**Your goal:** Where a line below holds the string "color", copy that line.

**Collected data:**
------------------------------

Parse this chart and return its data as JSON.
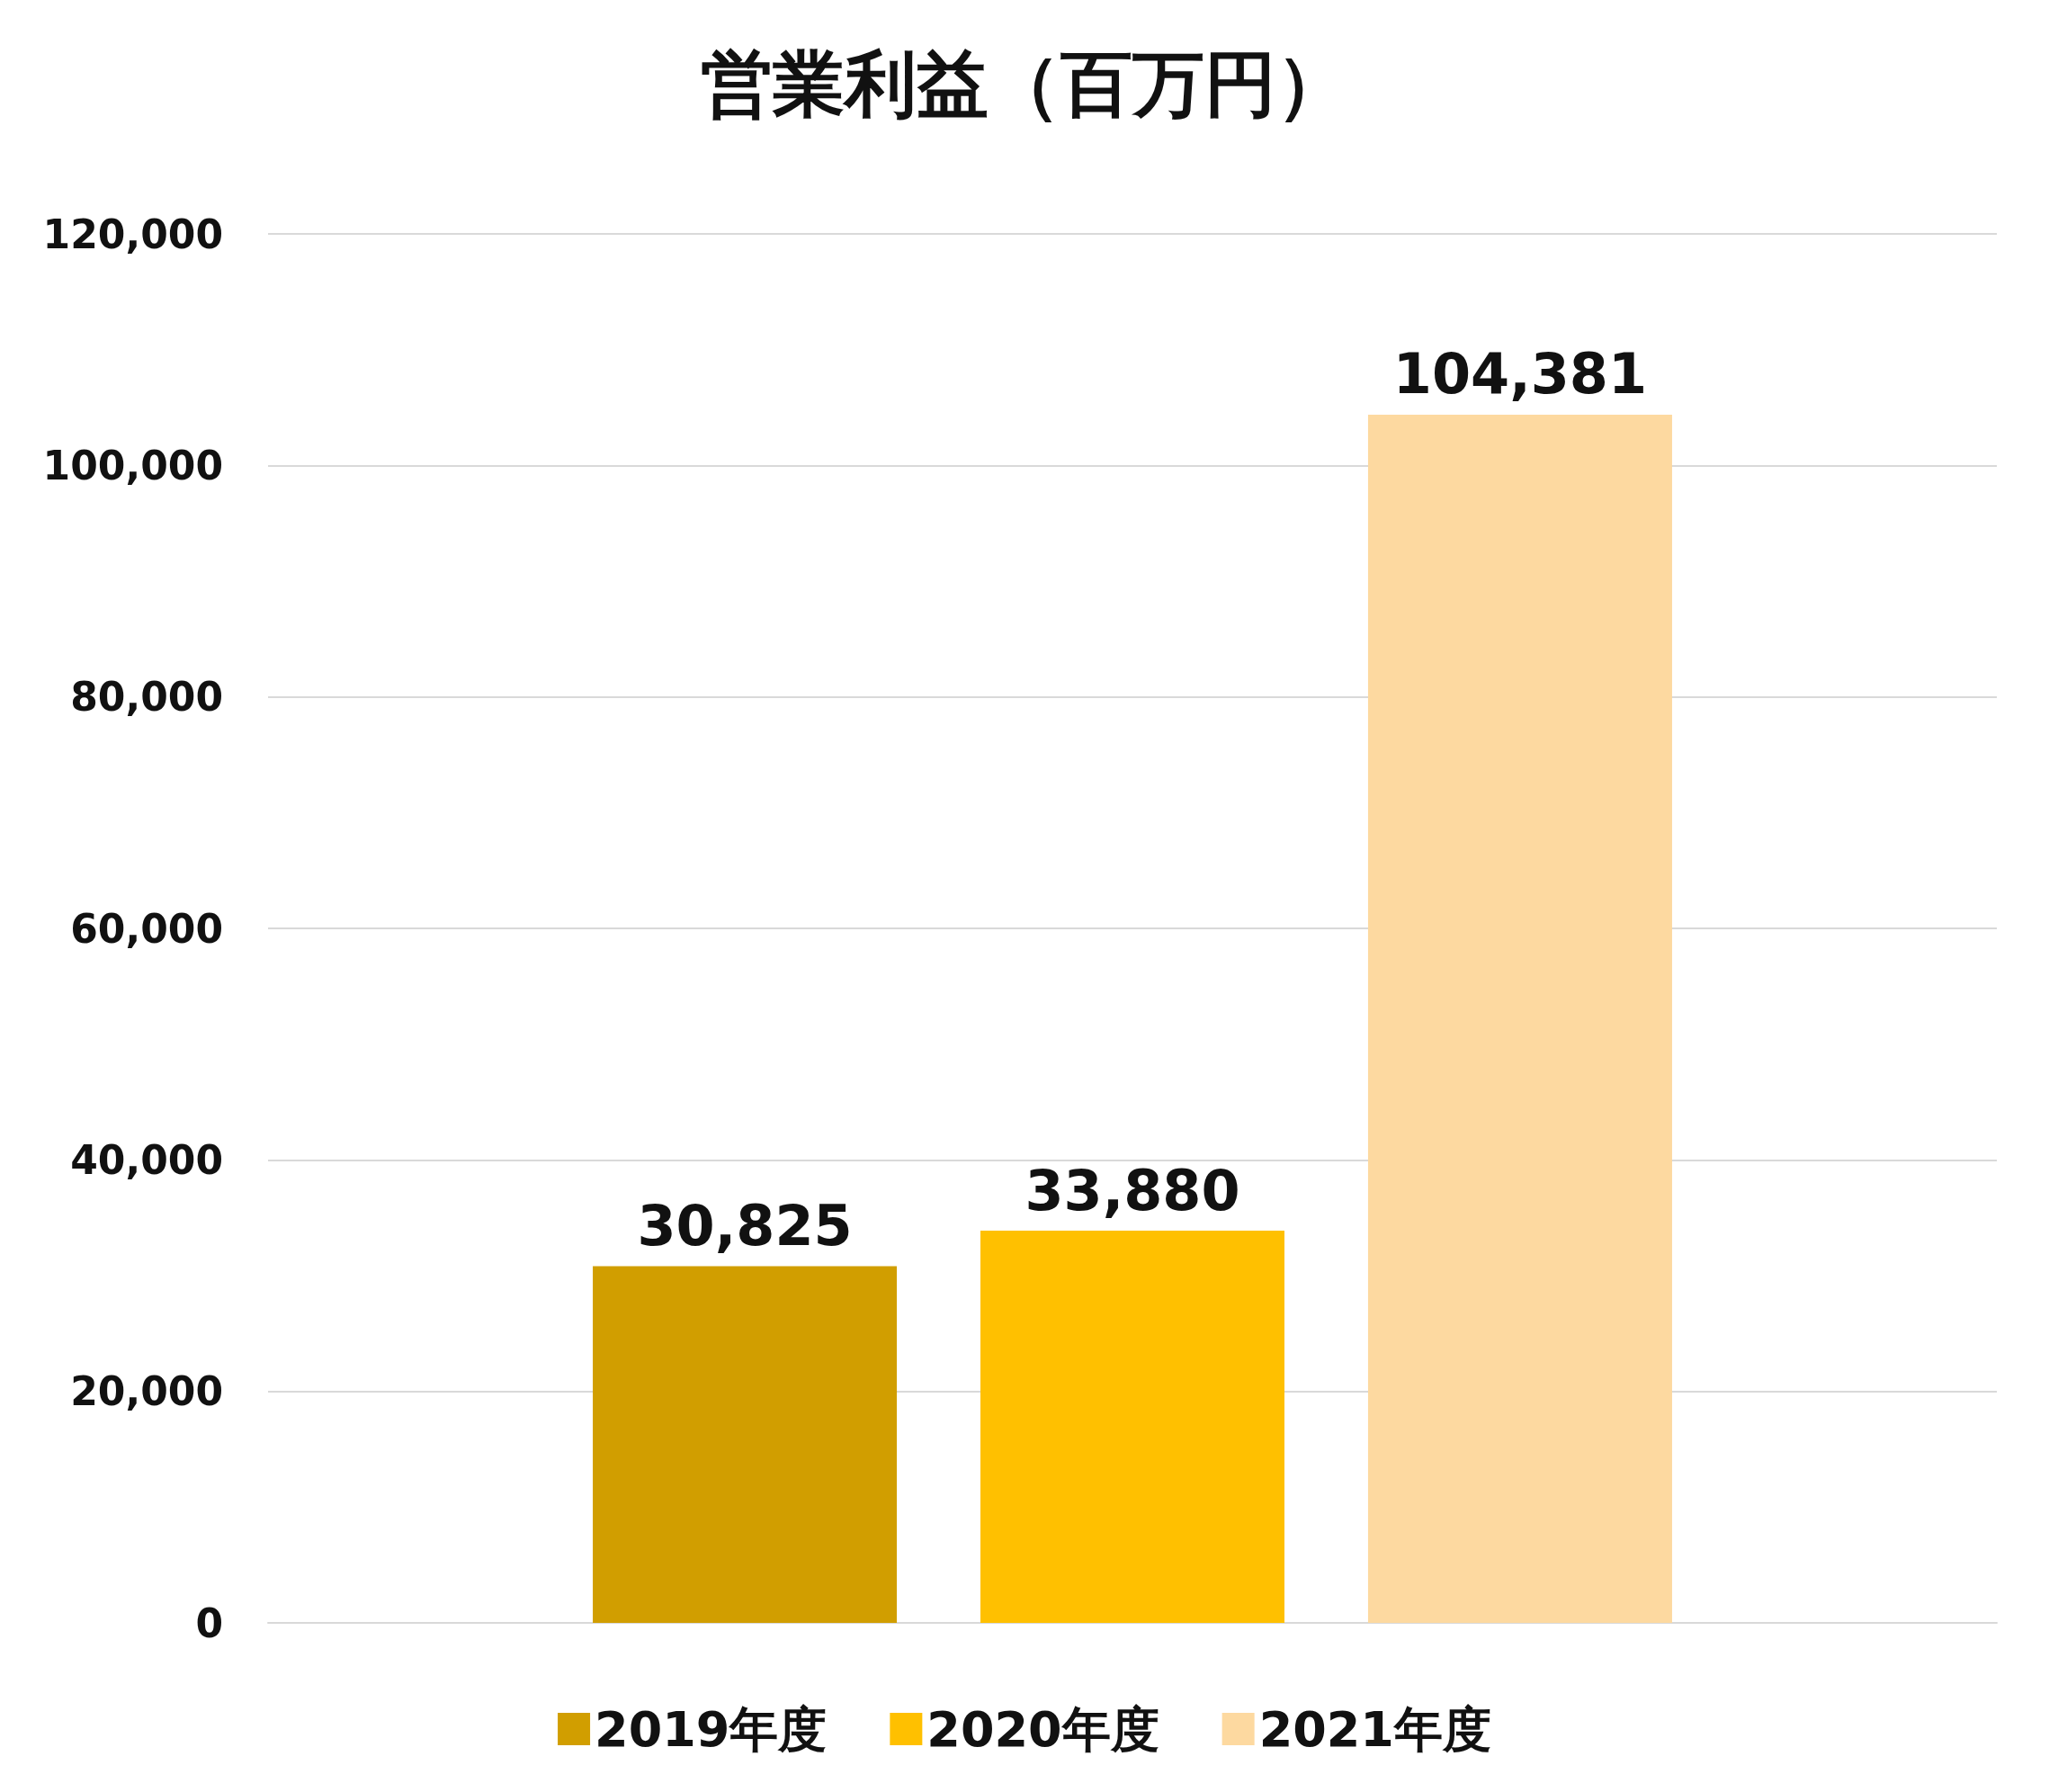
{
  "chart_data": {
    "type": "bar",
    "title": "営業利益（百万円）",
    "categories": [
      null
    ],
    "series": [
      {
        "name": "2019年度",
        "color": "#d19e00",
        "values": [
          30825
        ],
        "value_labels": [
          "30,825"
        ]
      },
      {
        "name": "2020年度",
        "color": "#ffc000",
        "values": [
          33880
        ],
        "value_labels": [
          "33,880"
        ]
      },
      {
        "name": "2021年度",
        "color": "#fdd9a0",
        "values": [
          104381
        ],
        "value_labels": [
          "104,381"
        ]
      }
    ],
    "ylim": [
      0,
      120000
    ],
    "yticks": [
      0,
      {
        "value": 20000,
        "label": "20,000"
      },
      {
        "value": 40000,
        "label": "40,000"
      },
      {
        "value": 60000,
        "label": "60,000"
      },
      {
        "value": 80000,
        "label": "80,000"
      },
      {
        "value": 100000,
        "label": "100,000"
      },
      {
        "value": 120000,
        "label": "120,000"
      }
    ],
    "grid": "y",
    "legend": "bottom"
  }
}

------------------------------

**The output:**
        "color": "#d19e00",
        "color": "#ffc000",
        "color": "#fdd9a0",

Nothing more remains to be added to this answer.